> **Your objective**
Transcribe the listing that follows in full, omitting pictures.

> **Dataset excerpts**
----

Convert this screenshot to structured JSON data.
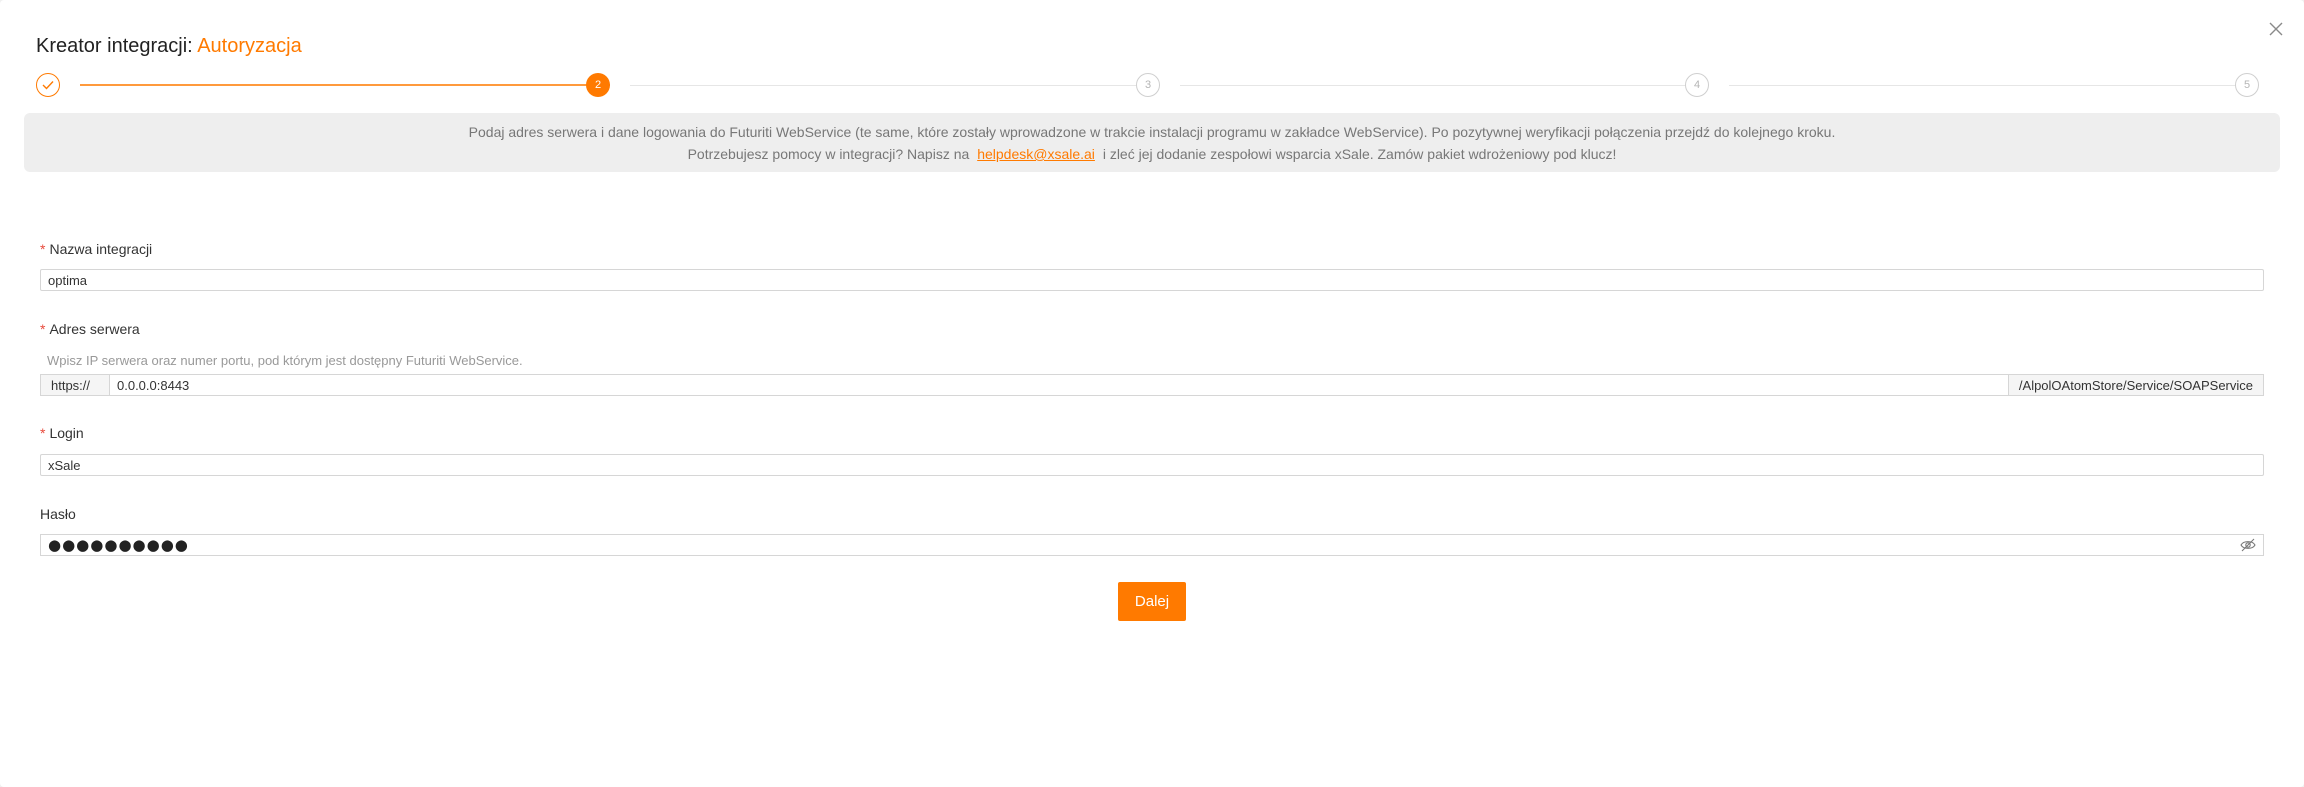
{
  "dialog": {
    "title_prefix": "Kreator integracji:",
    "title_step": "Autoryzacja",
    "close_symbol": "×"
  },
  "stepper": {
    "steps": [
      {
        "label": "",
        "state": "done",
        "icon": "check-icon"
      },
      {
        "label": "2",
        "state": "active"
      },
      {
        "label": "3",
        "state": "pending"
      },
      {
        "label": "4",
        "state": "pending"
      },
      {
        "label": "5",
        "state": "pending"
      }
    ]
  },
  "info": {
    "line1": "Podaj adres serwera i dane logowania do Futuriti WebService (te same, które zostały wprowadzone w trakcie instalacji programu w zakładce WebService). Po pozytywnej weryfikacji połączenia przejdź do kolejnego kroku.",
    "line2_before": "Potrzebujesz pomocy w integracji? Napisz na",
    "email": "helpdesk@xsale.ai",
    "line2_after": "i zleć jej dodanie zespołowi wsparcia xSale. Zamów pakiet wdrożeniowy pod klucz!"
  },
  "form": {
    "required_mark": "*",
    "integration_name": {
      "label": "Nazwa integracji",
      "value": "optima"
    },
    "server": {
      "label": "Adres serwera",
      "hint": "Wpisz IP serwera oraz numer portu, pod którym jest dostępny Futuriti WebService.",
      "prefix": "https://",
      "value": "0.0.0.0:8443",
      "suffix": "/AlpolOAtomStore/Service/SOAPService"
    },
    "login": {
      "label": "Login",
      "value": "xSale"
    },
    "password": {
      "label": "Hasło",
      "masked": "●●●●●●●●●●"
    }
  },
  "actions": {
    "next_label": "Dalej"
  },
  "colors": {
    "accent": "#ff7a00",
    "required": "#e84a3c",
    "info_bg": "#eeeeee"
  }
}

----

> **Result**
Convert this screenshot to structured JSON data.
{
  "dialog": {
    "title_prefix": "Kreator integracji:",
    "title_step": "Autoryzacja",
    "close_symbol": "×"
  },
  "stepper": {
    "steps": [
      {
        "label": "",
        "state": "done",
        "icon": "check-icon"
      },
      {
        "label": "2",
        "state": "active"
      },
      {
        "label": "3",
        "state": "pending"
      },
      {
        "label": "4",
        "state": "pending"
      },
      {
        "label": "5",
        "state": "pending"
      }
    ]
  },
  "info": {
    "line1": "Podaj adres serwera i dane logowania do Futuriti WebService (te same, które zostały wprowadzone w trakcie instalacji programu w zakładce WebService). Po pozytywnej weryfikacji połączenia przejdź do kolejnego kroku.",
    "line2_before": "Potrzebujesz pomocy w integracji? Napisz na",
    "email": "helpdesk@xsale.ai",
    "line2_after": "i zleć jej dodanie zespołowi wsparcia xSale. Zamów pakiet wdrożeniowy pod klucz!"
  },
  "form": {
    "required_mark": "*",
    "integration_name": {
      "label": "Nazwa integracji",
      "value": "optima"
    },
    "server": {
      "label": "Adres serwera",
      "hint": "Wpisz IP serwera oraz numer portu, pod którym jest dostępny Futuriti WebService.",
      "prefix": "https://",
      "value": "0.0.0.0:8443",
      "suffix": "/AlpolOAtomStore/Service/SOAPService"
    },
    "login": {
      "label": "Login",
      "value": "xSale"
    },
    "password": {
      "label": "Hasło",
      "masked": "●●●●●●●●●●"
    }
  },
  "actions": {
    "next_label": "Dalej"
  },
  "colors": {
    "accent": "#ff7a00",
    "required": "#e84a3c",
    "info_bg": "#eeeeee"
  }
}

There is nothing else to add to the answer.